▸ EXERCISE TASK: Search the data below for "распоряжение"; list each line that holds it.

Items from a dataset
— Begin —
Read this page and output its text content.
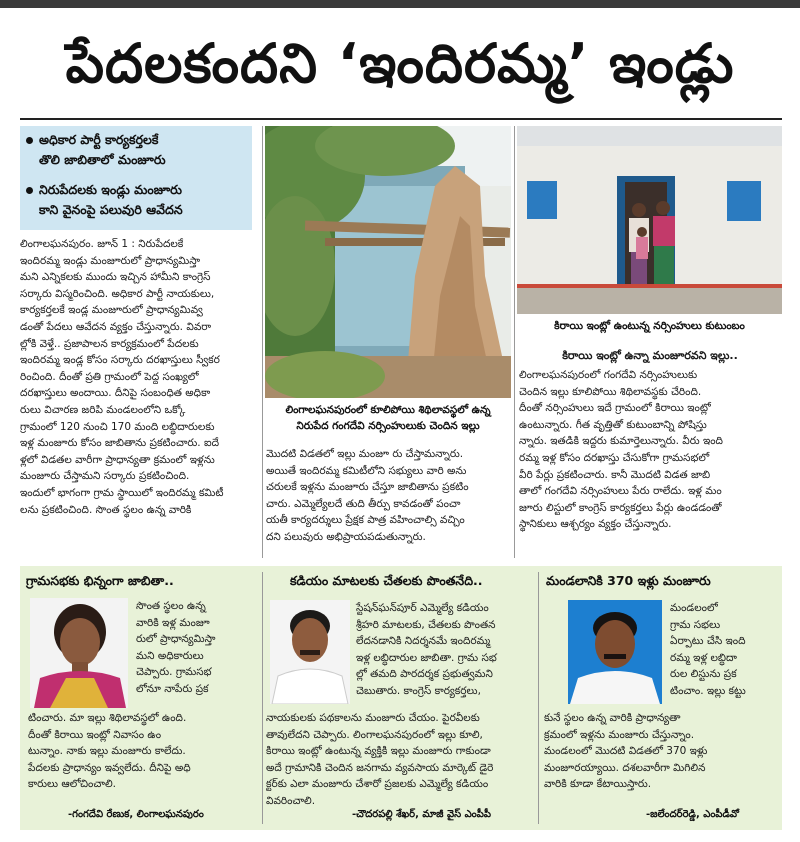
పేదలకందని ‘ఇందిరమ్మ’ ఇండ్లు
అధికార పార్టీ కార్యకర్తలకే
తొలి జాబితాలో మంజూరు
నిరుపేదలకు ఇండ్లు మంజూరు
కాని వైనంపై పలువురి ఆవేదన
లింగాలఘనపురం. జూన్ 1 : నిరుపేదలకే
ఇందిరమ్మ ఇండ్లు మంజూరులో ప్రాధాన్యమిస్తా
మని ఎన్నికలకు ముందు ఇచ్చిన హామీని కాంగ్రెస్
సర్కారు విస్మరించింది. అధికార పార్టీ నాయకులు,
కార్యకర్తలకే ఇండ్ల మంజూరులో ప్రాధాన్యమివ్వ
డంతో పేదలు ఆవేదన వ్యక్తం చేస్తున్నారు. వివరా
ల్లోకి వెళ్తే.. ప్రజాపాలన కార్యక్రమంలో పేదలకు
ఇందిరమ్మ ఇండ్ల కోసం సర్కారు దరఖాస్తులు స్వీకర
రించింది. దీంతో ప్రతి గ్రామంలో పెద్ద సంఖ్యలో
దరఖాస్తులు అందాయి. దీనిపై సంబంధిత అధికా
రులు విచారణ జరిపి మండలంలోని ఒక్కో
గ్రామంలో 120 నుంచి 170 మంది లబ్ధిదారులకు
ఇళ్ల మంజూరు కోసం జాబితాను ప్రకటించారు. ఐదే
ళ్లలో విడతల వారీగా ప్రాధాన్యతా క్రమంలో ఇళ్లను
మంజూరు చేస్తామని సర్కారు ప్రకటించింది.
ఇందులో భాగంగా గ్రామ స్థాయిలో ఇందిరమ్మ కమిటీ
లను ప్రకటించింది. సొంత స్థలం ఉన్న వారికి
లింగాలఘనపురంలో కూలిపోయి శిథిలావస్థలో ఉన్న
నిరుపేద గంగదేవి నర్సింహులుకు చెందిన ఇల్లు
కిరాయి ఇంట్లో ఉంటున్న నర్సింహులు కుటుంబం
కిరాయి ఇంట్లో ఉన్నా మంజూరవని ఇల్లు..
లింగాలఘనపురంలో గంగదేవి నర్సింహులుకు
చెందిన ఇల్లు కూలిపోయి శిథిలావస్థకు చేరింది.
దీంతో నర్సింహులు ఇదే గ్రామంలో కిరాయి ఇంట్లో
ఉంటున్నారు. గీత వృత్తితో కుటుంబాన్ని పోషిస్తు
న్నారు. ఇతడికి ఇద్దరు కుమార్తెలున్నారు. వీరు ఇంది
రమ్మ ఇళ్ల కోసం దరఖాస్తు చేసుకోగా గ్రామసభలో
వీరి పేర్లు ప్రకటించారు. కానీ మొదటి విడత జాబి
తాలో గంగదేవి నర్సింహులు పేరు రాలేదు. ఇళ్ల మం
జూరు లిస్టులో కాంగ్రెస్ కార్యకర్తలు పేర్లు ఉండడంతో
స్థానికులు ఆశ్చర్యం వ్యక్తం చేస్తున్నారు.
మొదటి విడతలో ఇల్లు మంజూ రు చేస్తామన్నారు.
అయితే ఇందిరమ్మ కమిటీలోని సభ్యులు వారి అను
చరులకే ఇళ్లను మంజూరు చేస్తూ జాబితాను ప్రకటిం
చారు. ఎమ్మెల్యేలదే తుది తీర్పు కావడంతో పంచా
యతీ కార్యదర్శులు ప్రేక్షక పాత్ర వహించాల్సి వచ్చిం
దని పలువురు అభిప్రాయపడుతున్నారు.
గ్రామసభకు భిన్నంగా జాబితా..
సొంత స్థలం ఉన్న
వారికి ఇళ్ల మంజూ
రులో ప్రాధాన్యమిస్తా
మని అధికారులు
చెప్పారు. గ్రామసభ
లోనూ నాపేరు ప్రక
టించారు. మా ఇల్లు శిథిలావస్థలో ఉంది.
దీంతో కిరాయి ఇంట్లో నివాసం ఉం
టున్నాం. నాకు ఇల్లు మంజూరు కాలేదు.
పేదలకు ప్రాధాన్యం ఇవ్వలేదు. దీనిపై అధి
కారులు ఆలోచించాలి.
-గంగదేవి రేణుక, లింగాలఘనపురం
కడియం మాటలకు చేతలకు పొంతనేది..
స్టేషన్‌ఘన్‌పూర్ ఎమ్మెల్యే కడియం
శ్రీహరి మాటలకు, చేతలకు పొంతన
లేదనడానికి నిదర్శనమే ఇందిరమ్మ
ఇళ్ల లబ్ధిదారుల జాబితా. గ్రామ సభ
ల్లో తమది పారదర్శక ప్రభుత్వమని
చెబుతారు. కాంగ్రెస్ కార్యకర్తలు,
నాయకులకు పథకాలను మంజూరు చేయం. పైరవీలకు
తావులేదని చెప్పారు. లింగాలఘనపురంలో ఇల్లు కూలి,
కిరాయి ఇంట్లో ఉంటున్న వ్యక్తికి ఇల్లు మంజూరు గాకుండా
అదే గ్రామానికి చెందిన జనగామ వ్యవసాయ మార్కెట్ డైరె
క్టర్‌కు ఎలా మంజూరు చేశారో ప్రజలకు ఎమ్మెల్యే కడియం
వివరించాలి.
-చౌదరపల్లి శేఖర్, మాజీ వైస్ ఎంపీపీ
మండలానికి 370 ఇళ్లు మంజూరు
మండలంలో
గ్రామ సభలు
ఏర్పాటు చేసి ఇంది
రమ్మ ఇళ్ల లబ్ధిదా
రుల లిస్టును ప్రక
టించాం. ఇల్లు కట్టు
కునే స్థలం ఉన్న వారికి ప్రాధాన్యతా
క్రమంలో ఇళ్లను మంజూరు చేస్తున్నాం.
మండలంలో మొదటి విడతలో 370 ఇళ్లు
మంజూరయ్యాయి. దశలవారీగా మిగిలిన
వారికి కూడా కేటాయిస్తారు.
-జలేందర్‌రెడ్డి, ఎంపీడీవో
— End —
— Begin —
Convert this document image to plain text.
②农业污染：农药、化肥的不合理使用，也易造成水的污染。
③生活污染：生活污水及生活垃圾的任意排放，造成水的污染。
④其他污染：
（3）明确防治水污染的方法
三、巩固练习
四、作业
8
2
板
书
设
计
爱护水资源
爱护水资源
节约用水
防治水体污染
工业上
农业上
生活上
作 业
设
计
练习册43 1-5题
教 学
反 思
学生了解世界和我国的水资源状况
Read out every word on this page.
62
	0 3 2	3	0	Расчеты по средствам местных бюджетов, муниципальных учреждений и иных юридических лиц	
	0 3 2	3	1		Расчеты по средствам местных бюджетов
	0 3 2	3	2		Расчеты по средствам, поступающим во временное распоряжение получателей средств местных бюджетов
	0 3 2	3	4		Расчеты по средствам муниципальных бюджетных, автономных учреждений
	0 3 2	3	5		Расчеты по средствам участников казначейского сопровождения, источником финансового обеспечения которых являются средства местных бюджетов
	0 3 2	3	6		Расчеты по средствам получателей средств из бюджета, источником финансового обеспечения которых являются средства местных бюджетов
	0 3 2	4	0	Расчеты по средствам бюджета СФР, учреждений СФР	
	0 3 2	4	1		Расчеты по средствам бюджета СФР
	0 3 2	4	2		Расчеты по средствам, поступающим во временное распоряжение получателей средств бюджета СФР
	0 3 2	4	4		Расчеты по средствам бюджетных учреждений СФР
— End —
— Begin —
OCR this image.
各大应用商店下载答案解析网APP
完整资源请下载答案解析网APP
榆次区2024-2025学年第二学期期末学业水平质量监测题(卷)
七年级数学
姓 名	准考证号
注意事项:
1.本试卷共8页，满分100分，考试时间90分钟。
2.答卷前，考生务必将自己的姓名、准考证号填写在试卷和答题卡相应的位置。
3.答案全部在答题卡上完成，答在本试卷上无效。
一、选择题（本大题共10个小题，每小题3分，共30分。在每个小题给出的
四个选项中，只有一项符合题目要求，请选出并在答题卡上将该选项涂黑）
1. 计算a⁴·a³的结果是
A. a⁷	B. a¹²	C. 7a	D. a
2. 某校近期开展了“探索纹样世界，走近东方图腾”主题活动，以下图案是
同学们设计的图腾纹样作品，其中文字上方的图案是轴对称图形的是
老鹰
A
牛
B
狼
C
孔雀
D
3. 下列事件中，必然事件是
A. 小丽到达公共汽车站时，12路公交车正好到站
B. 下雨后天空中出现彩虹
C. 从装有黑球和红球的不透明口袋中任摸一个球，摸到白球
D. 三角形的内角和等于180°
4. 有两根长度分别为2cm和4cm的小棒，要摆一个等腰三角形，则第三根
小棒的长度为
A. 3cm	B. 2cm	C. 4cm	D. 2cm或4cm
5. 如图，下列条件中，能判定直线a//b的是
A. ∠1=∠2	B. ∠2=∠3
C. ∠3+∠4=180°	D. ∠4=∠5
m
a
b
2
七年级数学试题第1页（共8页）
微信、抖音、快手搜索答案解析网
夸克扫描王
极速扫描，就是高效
— End —
▸ SOLUTION BELOW:
	0 3 2	3	2		Расчеты по средствам, поступающим во временное распоряжение получателей средств местных бюджетов
	0 3 2	4	2		Расчеты по средствам, поступающим во временное распоряжение получателей средств бюджета СФР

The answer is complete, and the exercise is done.